Check every line of the entries below for the word "Hausdiener", and copy the ones that have it.

'''

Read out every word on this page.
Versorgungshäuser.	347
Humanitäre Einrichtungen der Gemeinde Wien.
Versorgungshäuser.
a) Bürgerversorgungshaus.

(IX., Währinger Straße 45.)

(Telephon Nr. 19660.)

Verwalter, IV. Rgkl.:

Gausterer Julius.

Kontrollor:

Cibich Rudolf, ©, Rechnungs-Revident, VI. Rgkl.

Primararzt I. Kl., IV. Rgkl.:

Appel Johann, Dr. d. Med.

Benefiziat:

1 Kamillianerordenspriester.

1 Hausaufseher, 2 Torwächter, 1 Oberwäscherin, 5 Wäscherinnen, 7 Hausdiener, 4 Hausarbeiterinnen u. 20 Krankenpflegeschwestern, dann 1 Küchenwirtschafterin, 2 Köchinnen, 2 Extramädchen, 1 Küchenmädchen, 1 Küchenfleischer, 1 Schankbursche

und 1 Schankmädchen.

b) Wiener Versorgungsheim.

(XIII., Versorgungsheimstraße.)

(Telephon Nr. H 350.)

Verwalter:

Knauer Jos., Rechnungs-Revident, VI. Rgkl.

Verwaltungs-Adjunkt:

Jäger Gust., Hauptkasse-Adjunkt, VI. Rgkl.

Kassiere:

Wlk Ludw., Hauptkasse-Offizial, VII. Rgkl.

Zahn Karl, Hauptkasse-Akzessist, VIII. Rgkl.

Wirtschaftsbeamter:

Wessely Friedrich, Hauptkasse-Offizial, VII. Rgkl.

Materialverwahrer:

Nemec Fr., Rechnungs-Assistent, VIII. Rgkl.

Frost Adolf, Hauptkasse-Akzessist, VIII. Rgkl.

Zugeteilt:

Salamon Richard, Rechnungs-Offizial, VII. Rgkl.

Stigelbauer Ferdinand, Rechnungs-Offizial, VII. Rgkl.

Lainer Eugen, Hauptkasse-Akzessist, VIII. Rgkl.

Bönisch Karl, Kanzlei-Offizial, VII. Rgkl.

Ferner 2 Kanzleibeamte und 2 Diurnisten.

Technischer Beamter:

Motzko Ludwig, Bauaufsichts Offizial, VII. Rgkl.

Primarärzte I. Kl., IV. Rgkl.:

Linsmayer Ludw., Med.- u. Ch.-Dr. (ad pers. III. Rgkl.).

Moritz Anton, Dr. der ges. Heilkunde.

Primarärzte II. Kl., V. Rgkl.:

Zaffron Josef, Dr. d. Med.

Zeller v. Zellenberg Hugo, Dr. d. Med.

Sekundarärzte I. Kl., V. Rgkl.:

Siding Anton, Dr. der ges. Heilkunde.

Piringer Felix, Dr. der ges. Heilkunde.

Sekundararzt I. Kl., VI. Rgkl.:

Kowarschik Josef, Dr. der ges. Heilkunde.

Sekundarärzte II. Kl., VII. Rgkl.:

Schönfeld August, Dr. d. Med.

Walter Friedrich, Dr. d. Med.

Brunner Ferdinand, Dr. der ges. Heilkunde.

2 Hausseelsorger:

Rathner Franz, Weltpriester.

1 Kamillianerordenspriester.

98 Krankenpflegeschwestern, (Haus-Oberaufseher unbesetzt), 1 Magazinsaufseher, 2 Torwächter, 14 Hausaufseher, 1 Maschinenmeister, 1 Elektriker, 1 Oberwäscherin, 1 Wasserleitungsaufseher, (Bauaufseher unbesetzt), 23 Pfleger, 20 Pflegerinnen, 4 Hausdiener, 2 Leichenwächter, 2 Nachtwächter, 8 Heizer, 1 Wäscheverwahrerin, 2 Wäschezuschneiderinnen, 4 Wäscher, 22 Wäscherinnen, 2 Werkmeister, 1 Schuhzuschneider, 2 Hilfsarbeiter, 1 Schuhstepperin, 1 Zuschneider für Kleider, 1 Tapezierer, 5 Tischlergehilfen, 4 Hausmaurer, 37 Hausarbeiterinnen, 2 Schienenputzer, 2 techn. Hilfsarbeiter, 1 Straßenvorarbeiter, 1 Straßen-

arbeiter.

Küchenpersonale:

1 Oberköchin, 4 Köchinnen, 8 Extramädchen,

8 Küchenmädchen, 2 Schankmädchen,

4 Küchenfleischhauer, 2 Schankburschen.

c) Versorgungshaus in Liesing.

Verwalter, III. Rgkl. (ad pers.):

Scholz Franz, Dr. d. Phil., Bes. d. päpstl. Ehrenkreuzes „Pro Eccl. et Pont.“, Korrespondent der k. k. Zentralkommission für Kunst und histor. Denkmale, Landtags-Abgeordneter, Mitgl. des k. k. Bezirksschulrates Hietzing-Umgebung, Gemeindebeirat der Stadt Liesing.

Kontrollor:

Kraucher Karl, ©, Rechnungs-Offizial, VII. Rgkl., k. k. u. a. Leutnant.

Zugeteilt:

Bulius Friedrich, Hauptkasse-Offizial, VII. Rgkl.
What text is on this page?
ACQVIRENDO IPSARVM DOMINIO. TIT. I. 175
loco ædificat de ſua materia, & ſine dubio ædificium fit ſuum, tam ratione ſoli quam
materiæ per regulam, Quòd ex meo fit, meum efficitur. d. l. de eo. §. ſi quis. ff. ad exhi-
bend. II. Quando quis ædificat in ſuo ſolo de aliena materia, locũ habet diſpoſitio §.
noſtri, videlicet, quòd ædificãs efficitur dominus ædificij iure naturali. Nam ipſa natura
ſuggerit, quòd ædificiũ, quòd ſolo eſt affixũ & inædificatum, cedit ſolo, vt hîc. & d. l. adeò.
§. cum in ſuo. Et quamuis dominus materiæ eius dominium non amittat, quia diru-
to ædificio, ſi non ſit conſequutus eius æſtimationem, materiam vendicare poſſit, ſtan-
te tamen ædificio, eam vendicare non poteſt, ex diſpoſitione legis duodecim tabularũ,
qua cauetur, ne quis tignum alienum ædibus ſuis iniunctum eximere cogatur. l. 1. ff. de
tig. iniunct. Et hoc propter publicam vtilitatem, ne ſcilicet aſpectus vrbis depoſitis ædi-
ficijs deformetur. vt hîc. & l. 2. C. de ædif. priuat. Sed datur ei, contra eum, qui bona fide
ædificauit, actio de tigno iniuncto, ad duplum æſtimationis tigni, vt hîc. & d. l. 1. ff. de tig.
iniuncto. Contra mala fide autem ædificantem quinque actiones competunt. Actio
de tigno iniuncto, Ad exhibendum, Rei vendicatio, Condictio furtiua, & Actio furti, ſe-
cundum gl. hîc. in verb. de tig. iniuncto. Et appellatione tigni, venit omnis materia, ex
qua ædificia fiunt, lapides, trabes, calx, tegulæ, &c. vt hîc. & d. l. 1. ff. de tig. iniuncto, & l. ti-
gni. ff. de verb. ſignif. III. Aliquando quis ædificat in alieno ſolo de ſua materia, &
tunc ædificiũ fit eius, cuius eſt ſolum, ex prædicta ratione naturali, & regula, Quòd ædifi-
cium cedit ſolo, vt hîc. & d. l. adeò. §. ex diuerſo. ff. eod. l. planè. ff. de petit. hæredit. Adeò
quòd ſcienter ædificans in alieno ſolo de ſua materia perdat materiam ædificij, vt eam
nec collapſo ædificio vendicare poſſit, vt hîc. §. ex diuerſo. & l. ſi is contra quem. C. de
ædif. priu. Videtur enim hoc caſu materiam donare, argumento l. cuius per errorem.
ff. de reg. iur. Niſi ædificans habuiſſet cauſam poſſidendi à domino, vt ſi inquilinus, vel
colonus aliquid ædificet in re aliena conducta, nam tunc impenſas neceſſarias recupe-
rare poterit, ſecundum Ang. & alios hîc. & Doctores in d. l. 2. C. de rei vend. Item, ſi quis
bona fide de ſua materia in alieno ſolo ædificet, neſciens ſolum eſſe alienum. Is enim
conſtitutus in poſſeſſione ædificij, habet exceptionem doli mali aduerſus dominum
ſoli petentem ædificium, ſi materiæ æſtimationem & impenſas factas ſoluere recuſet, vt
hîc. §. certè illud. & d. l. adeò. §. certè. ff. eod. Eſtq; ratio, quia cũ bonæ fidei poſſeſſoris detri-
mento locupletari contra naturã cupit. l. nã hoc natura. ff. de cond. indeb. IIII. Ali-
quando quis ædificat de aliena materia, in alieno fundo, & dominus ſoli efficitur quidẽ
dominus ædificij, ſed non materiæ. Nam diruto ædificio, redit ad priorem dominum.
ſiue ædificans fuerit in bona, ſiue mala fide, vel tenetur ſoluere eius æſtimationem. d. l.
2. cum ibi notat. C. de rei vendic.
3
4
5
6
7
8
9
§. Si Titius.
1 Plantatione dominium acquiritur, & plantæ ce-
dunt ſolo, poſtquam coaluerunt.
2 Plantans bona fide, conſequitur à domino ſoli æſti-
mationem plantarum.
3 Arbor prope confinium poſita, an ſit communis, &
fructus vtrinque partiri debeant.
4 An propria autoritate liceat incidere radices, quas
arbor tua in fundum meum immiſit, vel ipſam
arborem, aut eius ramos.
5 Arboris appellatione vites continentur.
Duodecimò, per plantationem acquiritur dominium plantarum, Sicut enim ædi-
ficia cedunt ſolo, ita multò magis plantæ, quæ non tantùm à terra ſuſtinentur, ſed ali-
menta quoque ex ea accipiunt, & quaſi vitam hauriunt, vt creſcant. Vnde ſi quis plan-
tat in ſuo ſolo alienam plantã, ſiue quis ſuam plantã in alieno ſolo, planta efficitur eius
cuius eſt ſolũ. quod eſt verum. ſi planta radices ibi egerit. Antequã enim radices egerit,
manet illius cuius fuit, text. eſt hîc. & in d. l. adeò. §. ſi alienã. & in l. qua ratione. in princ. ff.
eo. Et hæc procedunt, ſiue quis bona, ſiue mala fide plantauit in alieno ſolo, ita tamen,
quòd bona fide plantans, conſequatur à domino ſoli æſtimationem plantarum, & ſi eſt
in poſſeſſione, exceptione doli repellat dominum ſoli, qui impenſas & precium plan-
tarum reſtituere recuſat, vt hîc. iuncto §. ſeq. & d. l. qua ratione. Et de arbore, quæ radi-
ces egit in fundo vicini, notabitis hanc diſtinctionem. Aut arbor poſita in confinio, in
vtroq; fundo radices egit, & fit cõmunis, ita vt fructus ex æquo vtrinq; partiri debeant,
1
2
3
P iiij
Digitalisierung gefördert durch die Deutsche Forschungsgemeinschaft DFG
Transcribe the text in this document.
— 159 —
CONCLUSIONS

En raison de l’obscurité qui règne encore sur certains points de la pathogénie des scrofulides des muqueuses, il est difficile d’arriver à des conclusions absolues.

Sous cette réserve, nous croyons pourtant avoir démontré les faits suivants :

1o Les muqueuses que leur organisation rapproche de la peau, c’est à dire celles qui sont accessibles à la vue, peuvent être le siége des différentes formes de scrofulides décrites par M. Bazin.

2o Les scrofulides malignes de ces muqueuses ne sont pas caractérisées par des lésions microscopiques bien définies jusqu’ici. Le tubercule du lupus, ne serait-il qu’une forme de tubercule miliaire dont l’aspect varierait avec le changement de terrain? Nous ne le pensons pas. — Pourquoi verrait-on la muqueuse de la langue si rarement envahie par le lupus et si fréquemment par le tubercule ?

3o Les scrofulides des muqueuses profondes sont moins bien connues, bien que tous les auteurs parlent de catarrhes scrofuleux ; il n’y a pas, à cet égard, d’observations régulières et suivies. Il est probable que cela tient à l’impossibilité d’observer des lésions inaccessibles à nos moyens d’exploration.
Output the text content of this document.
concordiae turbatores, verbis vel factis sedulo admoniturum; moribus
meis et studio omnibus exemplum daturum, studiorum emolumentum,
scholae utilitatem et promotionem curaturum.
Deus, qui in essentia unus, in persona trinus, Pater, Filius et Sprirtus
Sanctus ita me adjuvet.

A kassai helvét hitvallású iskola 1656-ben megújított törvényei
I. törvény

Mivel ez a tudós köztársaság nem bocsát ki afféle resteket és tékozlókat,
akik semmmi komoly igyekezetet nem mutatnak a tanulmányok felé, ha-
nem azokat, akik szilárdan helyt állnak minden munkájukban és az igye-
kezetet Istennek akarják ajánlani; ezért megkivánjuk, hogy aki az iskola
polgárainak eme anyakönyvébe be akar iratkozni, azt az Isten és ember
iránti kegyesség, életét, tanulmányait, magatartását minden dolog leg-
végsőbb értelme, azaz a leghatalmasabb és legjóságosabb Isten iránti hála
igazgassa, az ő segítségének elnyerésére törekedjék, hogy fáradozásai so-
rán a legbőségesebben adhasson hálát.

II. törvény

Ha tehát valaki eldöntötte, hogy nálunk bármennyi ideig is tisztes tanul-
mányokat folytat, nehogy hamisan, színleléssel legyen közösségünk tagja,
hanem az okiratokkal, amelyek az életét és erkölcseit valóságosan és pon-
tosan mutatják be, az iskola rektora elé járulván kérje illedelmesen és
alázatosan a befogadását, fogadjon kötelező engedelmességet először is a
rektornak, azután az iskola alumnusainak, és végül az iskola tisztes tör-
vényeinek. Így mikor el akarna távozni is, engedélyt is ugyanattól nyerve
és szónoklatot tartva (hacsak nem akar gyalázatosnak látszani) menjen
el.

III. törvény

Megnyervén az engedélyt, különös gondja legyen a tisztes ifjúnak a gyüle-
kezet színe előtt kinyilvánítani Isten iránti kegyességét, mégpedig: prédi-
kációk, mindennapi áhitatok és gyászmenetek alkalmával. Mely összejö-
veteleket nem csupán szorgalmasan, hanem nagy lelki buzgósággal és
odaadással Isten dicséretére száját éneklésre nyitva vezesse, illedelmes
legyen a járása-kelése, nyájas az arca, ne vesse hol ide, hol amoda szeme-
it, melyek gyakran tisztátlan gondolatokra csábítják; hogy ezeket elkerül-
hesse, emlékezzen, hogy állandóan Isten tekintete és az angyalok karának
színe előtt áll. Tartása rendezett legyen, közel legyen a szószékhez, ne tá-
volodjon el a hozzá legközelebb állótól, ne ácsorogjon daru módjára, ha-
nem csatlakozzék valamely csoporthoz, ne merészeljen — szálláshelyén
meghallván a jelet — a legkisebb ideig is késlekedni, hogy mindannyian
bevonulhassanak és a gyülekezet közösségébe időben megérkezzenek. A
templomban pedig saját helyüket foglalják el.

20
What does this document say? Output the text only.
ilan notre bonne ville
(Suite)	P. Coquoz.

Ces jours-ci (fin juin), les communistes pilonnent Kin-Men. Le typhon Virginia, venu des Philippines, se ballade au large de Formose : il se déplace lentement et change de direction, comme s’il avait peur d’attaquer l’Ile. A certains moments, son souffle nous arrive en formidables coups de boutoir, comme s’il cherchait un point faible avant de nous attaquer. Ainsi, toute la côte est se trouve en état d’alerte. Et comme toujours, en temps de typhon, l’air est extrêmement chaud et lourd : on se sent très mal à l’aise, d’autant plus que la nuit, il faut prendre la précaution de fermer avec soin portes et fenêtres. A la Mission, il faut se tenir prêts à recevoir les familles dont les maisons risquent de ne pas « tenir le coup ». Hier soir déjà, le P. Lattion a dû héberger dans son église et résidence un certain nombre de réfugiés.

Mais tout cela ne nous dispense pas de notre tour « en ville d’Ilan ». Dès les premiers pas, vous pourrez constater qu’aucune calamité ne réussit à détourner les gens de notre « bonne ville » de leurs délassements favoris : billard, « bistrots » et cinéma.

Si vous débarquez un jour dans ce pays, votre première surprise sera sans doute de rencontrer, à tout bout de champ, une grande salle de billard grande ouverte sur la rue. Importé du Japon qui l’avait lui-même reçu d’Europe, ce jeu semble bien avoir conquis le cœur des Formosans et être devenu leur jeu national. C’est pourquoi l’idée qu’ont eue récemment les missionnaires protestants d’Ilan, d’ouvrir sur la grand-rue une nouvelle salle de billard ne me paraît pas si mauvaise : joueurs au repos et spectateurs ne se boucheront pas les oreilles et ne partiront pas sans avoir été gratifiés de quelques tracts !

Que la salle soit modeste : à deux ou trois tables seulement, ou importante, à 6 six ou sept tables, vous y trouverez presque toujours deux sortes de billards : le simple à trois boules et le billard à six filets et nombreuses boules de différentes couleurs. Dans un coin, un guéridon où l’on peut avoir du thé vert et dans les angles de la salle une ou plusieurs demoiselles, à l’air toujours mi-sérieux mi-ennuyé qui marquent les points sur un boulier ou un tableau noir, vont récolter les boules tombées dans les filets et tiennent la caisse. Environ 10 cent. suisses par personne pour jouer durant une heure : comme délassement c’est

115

'''

Final result »
1 Hausaufseher, 2 Torwächter, 1 Oberwäscherin, 5 Wäscherinnen, 7 Hausdiener, 4 Hausarbeiterinnen u. 20 Krankenpflegeschwestern, dann 1 Küchenwirtschafterin, 2 Köchinnen, 2 Extramädchen, 1 Küchenmädchen, 1 Küchenfleischer, 1 Schankbursche
98 Krankenpflegeschwestern, (Haus-Oberaufseher unbesetzt), 1 Magazinsaufseher, 2 Torwächter, 14 Hausaufseher, 1 Maschinenmeister, 1 Elektriker, 1 Oberwäscherin, 1 Wasserleitungsaufseher, (Bauaufseher unbesetzt), 23 Pfleger, 20 Pflegerinnen, 4 Hausdiener, 2 Leichenwächter, 2 Nachtwächter, 8 Heizer, 1 Wäscheverwahrerin, 2 Wäschezuschneiderinnen, 4 Wäscher, 22 Wäscherinnen, 2 Werkmeister, 1 Schuhzuschneider, 2 Hilfsarbeiter, 1 Schuhstepperin, 1 Zuschneider für Kleider, 1 Tapezierer, 5 Tischlergehilfen, 4 Hausmaurer, 37 Hausarbeiterinnen, 2 Schienenputzer, 2 techn. Hilfsarbeiter, 1 Straßenvorarbeiter, 1 Straßen-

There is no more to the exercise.